**What the exercise asks**
Reproduce each line that includes the word "Trophic".

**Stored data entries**

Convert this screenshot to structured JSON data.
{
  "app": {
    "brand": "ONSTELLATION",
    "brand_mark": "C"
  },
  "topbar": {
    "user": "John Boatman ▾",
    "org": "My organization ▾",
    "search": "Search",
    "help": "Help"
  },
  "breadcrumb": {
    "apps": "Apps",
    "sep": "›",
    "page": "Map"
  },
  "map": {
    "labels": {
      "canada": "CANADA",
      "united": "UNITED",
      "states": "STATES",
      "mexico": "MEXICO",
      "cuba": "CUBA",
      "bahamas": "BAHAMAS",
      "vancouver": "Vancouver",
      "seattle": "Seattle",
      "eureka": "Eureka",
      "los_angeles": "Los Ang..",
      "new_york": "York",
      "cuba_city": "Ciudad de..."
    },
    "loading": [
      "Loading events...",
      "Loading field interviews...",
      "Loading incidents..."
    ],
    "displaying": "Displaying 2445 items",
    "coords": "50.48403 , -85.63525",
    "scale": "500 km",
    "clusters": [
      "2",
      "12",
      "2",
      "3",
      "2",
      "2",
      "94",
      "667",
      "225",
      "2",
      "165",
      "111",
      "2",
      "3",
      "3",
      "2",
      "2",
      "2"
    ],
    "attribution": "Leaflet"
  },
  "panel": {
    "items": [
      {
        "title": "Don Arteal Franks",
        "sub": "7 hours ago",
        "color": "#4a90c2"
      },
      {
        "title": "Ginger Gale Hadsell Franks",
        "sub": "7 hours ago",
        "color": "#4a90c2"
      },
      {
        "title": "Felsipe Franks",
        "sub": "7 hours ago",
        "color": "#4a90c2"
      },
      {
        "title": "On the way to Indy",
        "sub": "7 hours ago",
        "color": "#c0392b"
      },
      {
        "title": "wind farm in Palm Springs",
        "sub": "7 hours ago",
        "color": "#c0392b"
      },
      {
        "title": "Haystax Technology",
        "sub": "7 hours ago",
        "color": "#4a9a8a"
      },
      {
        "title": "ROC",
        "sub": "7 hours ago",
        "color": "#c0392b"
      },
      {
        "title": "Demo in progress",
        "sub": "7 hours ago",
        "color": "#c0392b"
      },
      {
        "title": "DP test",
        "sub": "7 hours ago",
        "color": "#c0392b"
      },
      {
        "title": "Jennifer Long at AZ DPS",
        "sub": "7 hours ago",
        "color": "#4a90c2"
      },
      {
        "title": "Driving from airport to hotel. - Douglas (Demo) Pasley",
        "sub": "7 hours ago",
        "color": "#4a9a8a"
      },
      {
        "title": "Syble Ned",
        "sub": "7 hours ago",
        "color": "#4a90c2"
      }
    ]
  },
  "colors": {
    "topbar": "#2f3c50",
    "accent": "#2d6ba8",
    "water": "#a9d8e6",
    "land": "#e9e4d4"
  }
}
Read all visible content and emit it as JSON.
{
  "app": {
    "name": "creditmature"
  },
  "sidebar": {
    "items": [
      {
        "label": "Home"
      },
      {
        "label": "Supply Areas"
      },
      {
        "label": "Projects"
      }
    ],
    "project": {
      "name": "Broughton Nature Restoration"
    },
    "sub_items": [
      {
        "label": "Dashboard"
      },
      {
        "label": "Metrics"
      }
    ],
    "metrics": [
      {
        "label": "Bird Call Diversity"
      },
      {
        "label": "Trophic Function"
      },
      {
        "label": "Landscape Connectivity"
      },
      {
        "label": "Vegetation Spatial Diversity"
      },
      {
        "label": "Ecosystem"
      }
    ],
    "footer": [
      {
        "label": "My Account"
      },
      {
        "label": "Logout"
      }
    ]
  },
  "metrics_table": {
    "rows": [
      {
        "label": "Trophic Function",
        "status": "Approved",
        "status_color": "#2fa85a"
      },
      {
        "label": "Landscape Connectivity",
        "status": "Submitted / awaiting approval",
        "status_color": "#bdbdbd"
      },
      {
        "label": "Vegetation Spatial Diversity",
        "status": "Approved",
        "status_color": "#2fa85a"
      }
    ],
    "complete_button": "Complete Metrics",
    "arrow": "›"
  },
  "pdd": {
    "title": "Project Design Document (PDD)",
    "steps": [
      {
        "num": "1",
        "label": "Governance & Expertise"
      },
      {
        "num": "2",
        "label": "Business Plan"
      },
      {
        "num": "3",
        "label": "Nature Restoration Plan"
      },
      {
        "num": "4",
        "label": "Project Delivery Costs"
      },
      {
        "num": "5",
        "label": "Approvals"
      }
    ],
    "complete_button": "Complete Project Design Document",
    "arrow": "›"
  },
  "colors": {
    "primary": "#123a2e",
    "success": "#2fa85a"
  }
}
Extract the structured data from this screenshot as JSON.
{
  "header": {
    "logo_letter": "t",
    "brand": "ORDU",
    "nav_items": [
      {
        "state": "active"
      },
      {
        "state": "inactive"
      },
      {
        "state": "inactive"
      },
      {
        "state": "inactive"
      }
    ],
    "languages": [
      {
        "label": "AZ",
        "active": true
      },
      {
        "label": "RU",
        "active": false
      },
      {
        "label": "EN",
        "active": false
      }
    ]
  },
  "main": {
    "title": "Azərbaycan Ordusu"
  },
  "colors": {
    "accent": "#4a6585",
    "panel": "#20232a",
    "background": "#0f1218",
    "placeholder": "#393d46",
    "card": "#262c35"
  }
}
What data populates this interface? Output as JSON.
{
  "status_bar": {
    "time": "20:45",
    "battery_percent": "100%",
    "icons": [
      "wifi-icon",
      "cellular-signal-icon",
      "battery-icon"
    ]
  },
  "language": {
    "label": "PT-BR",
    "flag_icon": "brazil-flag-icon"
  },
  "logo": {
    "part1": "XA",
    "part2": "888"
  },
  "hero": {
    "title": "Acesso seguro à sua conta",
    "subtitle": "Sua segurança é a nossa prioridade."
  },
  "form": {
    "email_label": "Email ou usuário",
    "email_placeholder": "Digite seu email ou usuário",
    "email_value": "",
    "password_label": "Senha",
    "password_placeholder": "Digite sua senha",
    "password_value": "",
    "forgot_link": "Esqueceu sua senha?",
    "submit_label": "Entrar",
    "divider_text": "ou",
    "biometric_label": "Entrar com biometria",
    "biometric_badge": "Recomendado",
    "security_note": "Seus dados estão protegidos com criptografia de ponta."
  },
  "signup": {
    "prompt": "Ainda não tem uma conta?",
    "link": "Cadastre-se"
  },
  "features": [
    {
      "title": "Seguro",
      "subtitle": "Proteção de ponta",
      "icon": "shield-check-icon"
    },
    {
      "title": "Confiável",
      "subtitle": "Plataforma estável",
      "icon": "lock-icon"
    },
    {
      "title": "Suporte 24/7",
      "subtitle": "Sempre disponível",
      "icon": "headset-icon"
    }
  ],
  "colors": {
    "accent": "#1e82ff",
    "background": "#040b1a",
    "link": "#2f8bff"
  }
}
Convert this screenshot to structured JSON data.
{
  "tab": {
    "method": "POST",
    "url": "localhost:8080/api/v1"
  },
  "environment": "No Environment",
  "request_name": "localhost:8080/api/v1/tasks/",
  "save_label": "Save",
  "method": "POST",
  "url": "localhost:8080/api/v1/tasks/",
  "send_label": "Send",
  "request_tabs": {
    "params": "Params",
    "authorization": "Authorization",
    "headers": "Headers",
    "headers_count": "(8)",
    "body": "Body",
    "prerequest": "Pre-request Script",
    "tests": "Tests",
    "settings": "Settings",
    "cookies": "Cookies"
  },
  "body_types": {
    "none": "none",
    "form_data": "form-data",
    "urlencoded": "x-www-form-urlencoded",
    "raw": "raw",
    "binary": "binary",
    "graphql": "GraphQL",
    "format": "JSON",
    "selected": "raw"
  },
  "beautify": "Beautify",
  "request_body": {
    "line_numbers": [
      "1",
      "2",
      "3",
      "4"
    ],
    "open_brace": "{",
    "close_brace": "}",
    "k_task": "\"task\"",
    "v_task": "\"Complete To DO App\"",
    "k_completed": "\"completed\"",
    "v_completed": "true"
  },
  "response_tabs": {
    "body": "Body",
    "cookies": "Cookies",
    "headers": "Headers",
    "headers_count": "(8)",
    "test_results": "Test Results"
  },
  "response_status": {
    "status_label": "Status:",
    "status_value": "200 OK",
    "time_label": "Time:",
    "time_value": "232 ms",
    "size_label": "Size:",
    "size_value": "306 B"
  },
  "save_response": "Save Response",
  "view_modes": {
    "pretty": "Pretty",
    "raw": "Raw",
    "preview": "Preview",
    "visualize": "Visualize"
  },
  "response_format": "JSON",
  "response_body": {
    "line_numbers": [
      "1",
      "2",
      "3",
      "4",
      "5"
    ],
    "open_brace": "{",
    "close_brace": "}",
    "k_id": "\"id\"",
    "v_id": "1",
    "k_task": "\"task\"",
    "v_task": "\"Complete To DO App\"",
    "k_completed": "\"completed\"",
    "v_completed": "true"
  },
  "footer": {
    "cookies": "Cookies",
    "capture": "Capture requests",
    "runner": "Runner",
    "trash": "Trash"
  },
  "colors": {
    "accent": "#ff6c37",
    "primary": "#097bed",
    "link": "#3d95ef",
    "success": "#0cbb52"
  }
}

**Output for this task**
        "label": "Trophic Function"
        "label": "Trophic Function",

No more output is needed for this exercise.